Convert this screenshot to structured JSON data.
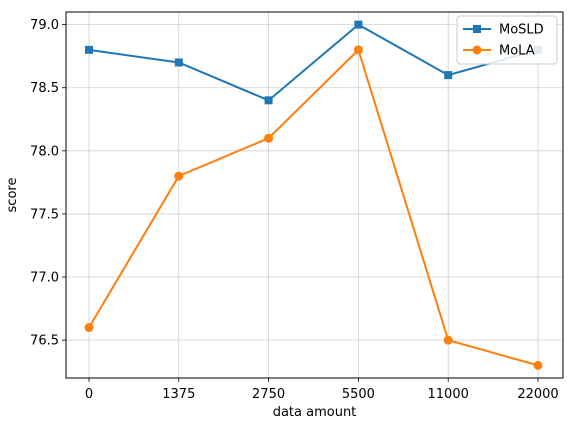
{
  "chart_data": {
    "type": "line",
    "title": "",
    "xlabel": "data amount",
    "ylabel": "score",
    "categories": [
      "0",
      "1375",
      "2750",
      "5500",
      "11000",
      "22000"
    ],
    "ylim": [
      76.2,
      79.1
    ],
    "yticks": [
      76.5,
      77.0,
      77.5,
      78.0,
      78.5,
      79.0
    ],
    "ytick_labels": [
      "76.5",
      "77.0",
      "77.5",
      "78.0",
      "78.5",
      "79.0"
    ],
    "grid": true,
    "legend_position": "top-right",
    "series": [
      {
        "name": "MoSLD",
        "color": "#1f77b4",
        "marker": "square",
        "values": [
          78.8,
          78.7,
          78.4,
          79.0,
          78.6,
          78.8
        ]
      },
      {
        "name": "MoLA",
        "color": "#ff7f0e",
        "marker": "circle",
        "values": [
          76.6,
          77.8,
          78.1,
          78.8,
          76.5,
          76.3
        ]
      }
    ]
  }
}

§ §

• WHAT THE EXERCISE ASKS: Copy all the lines of data exactly as they appear, dropping any images.

• RESULT:
Convert this screenshot to structured JSON data.
{
  "chart_data": {
    "type": "line",
    "title": "",
    "xlabel": "data amount",
    "ylabel": "score",
    "categories": [
      "0",
      "1375",
      "2750",
      "5500",
      "11000",
      "22000"
    ],
    "ylim": [
      76.2,
      79.1
    ],
    "yticks": [
      76.5,
      77.0,
      77.5,
      78.0,
      78.5,
      79.0
    ],
    "ytick_labels": [
      "76.5",
      "77.0",
      "77.5",
      "78.0",
      "78.5",
      "79.0"
    ],
    "grid": true,
    "legend_position": "top-right",
    "series": [
      {
        "name": "MoSLD",
        "color": "#1f77b4",
        "marker": "square",
        "values": [
          78.8,
          78.7,
          78.4,
          79.0,
          78.6,
          78.8
        ]
      },
      {
        "name": "MoLA",
        "color": "#ff7f0e",
        "marker": "circle",
        "values": [
          76.6,
          77.8,
          78.1,
          78.8,
          76.5,
          76.3
        ]
      }
    ]
  }
}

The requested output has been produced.